- Stored rows -
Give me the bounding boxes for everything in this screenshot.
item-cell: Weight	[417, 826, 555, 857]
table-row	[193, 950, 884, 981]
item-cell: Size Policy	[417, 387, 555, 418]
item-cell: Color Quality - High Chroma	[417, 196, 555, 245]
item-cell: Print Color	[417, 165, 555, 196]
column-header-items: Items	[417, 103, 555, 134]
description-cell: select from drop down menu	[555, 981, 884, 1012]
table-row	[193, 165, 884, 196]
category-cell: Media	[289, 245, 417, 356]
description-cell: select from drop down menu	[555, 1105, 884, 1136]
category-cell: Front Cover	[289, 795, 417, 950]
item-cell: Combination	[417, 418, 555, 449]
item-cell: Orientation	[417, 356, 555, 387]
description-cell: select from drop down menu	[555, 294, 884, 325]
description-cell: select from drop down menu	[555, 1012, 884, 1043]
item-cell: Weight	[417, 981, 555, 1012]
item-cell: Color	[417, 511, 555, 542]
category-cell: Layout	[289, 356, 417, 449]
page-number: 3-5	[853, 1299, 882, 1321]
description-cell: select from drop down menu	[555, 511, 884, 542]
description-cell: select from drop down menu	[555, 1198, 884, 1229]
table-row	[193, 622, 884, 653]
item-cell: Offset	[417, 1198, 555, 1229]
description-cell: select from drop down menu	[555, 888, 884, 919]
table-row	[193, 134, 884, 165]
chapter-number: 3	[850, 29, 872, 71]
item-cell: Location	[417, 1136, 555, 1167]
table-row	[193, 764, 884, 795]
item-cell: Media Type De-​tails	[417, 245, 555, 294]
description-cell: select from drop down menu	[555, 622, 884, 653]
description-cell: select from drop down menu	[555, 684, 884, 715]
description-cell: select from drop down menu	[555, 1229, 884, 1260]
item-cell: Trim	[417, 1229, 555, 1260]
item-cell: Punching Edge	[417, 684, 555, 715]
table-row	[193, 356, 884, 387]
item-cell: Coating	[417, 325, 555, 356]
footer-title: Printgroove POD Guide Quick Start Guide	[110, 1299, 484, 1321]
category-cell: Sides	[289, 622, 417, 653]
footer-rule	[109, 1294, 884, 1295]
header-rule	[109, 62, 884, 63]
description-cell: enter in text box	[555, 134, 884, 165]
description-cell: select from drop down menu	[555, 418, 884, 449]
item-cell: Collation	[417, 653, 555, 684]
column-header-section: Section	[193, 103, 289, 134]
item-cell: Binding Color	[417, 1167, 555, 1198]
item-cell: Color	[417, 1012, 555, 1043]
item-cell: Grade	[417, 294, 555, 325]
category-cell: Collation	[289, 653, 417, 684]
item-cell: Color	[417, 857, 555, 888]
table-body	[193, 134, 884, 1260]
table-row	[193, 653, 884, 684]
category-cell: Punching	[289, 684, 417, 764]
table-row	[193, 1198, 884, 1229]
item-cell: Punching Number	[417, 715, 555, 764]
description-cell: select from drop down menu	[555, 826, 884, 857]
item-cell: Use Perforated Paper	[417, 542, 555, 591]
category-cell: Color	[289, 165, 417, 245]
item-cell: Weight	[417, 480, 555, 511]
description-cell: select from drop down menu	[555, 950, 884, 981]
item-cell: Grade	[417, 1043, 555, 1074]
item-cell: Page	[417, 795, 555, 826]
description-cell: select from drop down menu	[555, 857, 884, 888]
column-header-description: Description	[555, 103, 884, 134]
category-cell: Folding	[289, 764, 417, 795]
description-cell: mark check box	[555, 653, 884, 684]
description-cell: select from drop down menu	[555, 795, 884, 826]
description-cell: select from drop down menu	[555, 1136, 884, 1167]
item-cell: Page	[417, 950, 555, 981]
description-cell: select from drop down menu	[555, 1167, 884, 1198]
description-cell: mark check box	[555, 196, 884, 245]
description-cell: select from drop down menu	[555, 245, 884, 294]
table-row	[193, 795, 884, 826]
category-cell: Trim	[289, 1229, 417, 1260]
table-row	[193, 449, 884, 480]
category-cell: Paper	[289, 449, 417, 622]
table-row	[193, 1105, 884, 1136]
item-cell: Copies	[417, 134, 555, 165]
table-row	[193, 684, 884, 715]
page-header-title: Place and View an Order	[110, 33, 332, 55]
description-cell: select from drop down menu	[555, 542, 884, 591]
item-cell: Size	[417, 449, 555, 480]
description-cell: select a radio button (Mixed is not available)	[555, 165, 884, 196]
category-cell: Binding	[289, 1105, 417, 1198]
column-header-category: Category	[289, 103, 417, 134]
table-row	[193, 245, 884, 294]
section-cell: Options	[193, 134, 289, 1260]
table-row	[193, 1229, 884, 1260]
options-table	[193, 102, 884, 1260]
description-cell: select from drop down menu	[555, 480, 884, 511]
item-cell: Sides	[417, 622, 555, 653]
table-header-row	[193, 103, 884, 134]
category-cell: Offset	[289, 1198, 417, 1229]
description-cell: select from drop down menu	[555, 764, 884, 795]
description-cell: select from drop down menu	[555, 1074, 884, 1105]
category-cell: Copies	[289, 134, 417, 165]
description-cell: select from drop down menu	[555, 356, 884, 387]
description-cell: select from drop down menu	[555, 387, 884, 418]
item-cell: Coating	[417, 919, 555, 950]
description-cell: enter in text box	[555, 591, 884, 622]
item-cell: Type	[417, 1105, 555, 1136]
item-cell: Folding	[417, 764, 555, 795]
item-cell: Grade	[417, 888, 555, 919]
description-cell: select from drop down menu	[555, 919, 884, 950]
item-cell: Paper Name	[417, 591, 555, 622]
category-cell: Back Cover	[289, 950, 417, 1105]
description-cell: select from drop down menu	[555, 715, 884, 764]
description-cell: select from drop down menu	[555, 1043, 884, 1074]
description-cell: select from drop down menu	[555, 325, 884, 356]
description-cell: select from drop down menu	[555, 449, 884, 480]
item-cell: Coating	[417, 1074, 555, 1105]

- Job -
Copy out every line of the records above, changing nothing.

- Worked answer -
Give me the bounding boxes for everything in this screenshot.
item-cell: Weight	[417, 826, 555, 857]
table-row	[193, 950, 884, 981]
item-cell: Size Policy	[417, 387, 555, 418]
item-cell: Color Quality - High Chroma	[417, 196, 555, 245]
item-cell: Print Color	[417, 165, 555, 196]
column-header-items: Items	[417, 103, 555, 134]
description-cell: select from drop down menu	[555, 981, 884, 1012]
table-row	[193, 165, 884, 196]
category-cell: Media	[289, 245, 417, 356]
description-cell: select from drop down menu	[555, 1105, 884, 1136]
category-cell: Front Cover	[289, 795, 417, 950]
item-cell: Combination	[417, 418, 555, 449]
item-cell: Orientation	[417, 356, 555, 387]
description-cell: select from drop down menu	[555, 294, 884, 325]
description-cell: select from drop down menu	[555, 1012, 884, 1043]
item-cell: Weight	[417, 981, 555, 1012]
item-cell: Color	[417, 511, 555, 542]
category-cell: Layout	[289, 356, 417, 449]
page-number: 3-5	[853, 1299, 882, 1321]
description-cell: select from drop down menu	[555, 511, 884, 542]
description-cell: select from drop down menu	[555, 1198, 884, 1229]
table-row	[193, 622, 884, 653]
item-cell: Offset	[417, 1198, 555, 1229]
description-cell: select from drop down menu	[555, 888, 884, 919]
table-row	[193, 134, 884, 165]
chapter-number: 3	[850, 29, 872, 71]
item-cell: Location	[417, 1136, 555, 1167]
table-row	[193, 764, 884, 795]
item-cell: Media Type De-​tails	[417, 245, 555, 294]
description-cell: select from drop down menu	[555, 622, 884, 653]
description-cell: select from drop down menu	[555, 684, 884, 715]
description-cell: select from drop down menu	[555, 1229, 884, 1260]
item-cell: Trim	[417, 1229, 555, 1260]
item-cell: Punching Edge	[417, 684, 555, 715]
table-row	[193, 356, 884, 387]
item-cell: Coating	[417, 325, 555, 356]
footer-title: Printgroove POD Guide Quick Start Guide	[110, 1299, 484, 1321]
category-cell: Sides	[289, 622, 417, 653]
footer-rule	[109, 1294, 884, 1295]
header-rule	[109, 62, 884, 63]
description-cell: enter in text box	[555, 134, 884, 165]
description-cell: select from drop down menu	[555, 418, 884, 449]
item-cell: Collation	[417, 653, 555, 684]
column-header-section: Section	[193, 103, 289, 134]
item-cell: Binding Color	[417, 1167, 555, 1198]
item-cell: Color	[417, 1012, 555, 1043]
item-cell: Grade	[417, 294, 555, 325]
category-cell: Collation	[289, 653, 417, 684]
item-cell: Color	[417, 857, 555, 888]
table-body	[193, 134, 884, 1260]
table-row	[193, 653, 884, 684]
category-cell: Punching	[289, 684, 417, 764]
table-row	[193, 1198, 884, 1229]
item-cell: Punching Number	[417, 715, 555, 764]
description-cell: select from drop down menu	[555, 826, 884, 857]
item-cell: Use Perforated Paper	[417, 542, 555, 591]
category-cell: Color	[289, 165, 417, 245]
item-cell: Weight	[417, 480, 555, 511]
description-cell: select from drop down menu	[555, 950, 884, 981]
item-cell: Grade	[417, 1043, 555, 1074]
item-cell: Page	[417, 795, 555, 826]
description-cell: select from drop down menu	[555, 857, 884, 888]
column-header-description: Description	[555, 103, 884, 134]
category-cell: Folding	[289, 764, 417, 795]
description-cell: mark check box	[555, 653, 884, 684]
description-cell: select from drop down menu	[555, 795, 884, 826]
description-cell: select from drop down menu	[555, 1136, 884, 1167]
item-cell: Page	[417, 950, 555, 981]
description-cell: select from drop down menu	[555, 1167, 884, 1198]
description-cell: mark check box	[555, 196, 884, 245]
description-cell: select from drop down menu	[555, 245, 884, 294]
table-row	[193, 795, 884, 826]
category-cell: Trim	[289, 1229, 417, 1260]
table-row	[193, 449, 884, 480]
category-cell: Paper	[289, 449, 417, 622]
table-row	[193, 1105, 884, 1136]
item-cell: Copies	[417, 134, 555, 165]
table-row	[193, 684, 884, 715]
page-header-title: Place and View an Order	[110, 33, 332, 55]
description-cell: select from drop down menu	[555, 542, 884, 591]
item-cell: Size	[417, 449, 555, 480]
description-cell: select a radio button (Mixed is not available)	[555, 165, 884, 196]
category-cell: Binding	[289, 1105, 417, 1198]
column-header-category: Category	[289, 103, 417, 134]
table-row	[193, 245, 884, 294]
section-cell: Options	[193, 134, 289, 1260]
table-row	[193, 1229, 884, 1260]
options-table	[193, 102, 884, 1260]
description-cell: select from drop down menu	[555, 480, 884, 511]
item-cell: Sides	[417, 622, 555, 653]
table-header-row	[193, 103, 884, 134]
category-cell: Offset	[289, 1198, 417, 1229]
description-cell: select from drop down menu	[555, 764, 884, 795]
description-cell: select from drop down menu	[555, 1074, 884, 1105]
category-cell: Copies	[289, 134, 417, 165]
description-cell: select from drop down menu	[555, 356, 884, 387]
description-cell: select from drop down menu	[555, 387, 884, 418]
item-cell: Coating	[417, 919, 555, 950]
description-cell: enter in text box	[555, 591, 884, 622]
item-cell: Type	[417, 1105, 555, 1136]
item-cell: Folding	[417, 764, 555, 795]
item-cell: Grade	[417, 888, 555, 919]
description-cell: select from drop down menu	[555, 919, 884, 950]
item-cell: Paper Name	[417, 591, 555, 622]
category-cell: Back Cover	[289, 950, 417, 1105]
description-cell: select from drop down menu	[555, 715, 884, 764]
description-cell: select from drop down menu	[555, 1043, 884, 1074]
description-cell: select from drop down menu	[555, 325, 884, 356]
description-cell: select from drop down menu	[555, 449, 884, 480]
item-cell: Coating	[417, 1074, 555, 1105]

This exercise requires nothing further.